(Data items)

== == ==

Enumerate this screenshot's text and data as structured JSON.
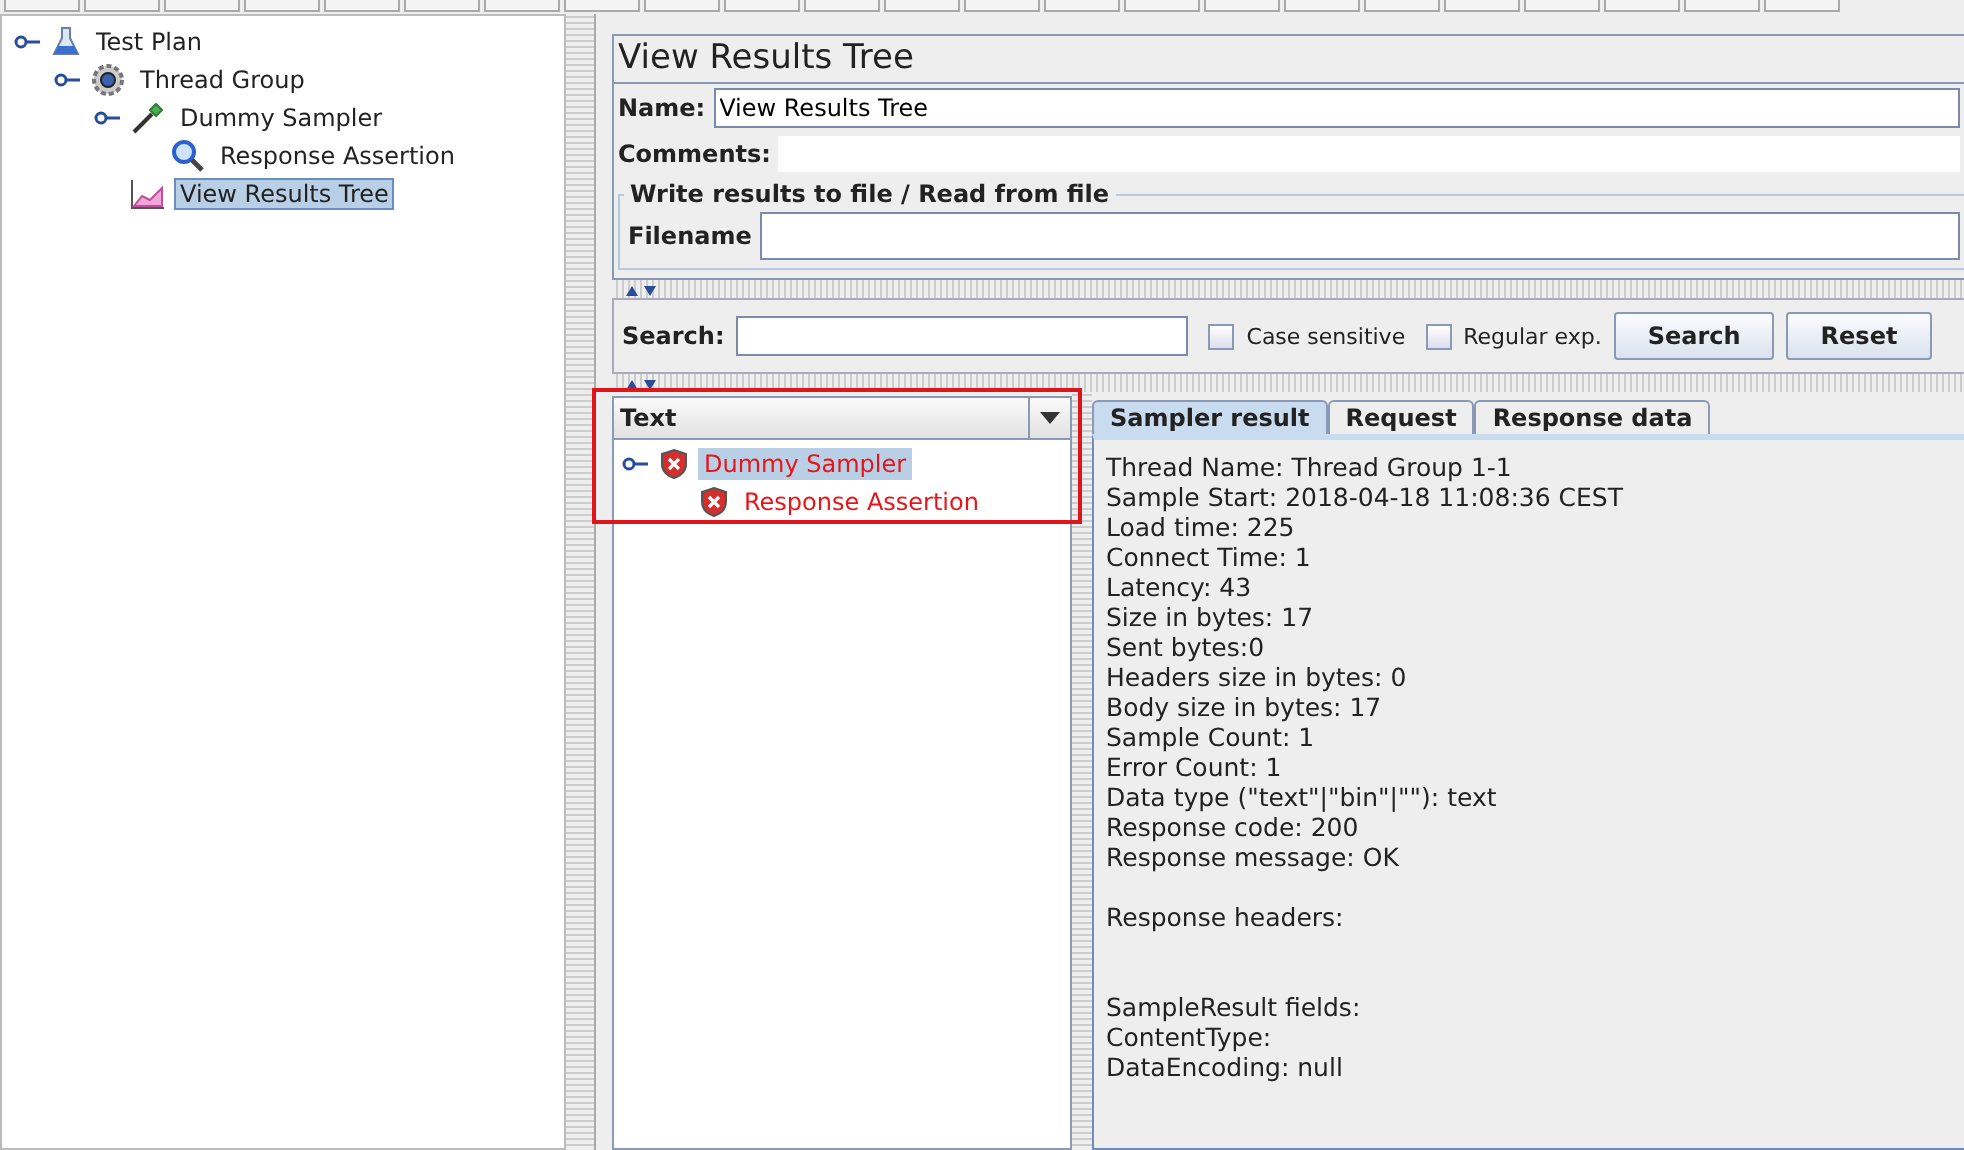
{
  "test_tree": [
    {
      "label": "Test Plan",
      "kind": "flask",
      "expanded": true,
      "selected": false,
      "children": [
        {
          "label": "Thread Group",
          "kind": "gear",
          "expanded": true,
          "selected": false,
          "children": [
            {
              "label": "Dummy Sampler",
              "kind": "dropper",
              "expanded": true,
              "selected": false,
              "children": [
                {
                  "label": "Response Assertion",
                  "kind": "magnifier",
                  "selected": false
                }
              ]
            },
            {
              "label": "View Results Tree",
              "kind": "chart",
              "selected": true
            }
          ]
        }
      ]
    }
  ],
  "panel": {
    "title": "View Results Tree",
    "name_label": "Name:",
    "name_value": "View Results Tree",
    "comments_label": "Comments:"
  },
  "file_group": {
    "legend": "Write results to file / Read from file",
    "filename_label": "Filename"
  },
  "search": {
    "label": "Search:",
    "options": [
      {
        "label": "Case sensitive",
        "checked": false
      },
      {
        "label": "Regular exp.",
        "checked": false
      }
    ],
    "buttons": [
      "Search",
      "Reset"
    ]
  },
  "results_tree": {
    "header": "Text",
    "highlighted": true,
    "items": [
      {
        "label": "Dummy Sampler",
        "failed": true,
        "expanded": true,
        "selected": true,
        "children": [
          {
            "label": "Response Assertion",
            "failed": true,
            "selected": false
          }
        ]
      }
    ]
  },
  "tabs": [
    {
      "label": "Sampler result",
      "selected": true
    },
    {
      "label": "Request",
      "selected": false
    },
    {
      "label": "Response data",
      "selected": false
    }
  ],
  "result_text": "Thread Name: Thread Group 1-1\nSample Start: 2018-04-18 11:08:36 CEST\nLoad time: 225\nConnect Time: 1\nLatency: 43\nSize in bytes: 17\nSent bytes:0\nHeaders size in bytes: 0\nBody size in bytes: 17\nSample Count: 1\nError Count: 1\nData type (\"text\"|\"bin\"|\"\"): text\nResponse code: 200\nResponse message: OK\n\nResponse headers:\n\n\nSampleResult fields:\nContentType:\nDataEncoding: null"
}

== == ==

> _Instructions for the task_: Transcribe all of the records above character for character. Exclude the pictures.

> _Completed exercise_:
Enumerate this screenshot's text and data as structured JSON.
{
  "test_tree": [
    {
      "label": "Test Plan",
      "kind": "flask",
      "expanded": true,
      "selected": false,
      "children": [
        {
          "label": "Thread Group",
          "kind": "gear",
          "expanded": true,
          "selected": false,
          "children": [
            {
              "label": "Dummy Sampler",
              "kind": "dropper",
              "expanded": true,
              "selected": false,
              "children": [
                {
                  "label": "Response Assertion",
                  "kind": "magnifier",
                  "selected": false
                }
              ]
            },
            {
              "label": "View Results Tree",
              "kind": "chart",
              "selected": true
            }
          ]
        }
      ]
    }
  ],
  "panel": {
    "title": "View Results Tree",
    "name_label": "Name:",
    "name_value": "View Results Tree",
    "comments_label": "Comments:"
  },
  "file_group": {
    "legend": "Write results to file / Read from file",
    "filename_label": "Filename"
  },
  "search": {
    "label": "Search:",
    "options": [
      {
        "label": "Case sensitive",
        "checked": false
      },
      {
        "label": "Regular exp.",
        "checked": false
      }
    ],
    "buttons": [
      "Search",
      "Reset"
    ]
  },
  "results_tree": {
    "header": "Text",
    "highlighted": true,
    "items": [
      {
        "label": "Dummy Sampler",
        "failed": true,
        "expanded": true,
        "selected": true,
        "children": [
          {
            "label": "Response Assertion",
            "failed": true,
            "selected": false
          }
        ]
      }
    ]
  },
  "tabs": [
    {
      "label": "Sampler result",
      "selected": true
    },
    {
      "label": "Request",
      "selected": false
    },
    {
      "label": "Response data",
      "selected": false
    }
  ],
  "result_text": "Thread Name: Thread Group 1-1\nSample Start: 2018-04-18 11:08:36 CEST\nLoad time: 225\nConnect Time: 1\nLatency: 43\nSize in bytes: 17\nSent bytes:0\nHeaders size in bytes: 0\nBody size in bytes: 17\nSample Count: 1\nError Count: 1\nData type (\"text\"|\"bin\"|\"\"): text\nResponse code: 200\nResponse message: OK\n\nResponse headers:\n\n\nSampleResult fields:\nContentType:\nDataEncoding: null"
}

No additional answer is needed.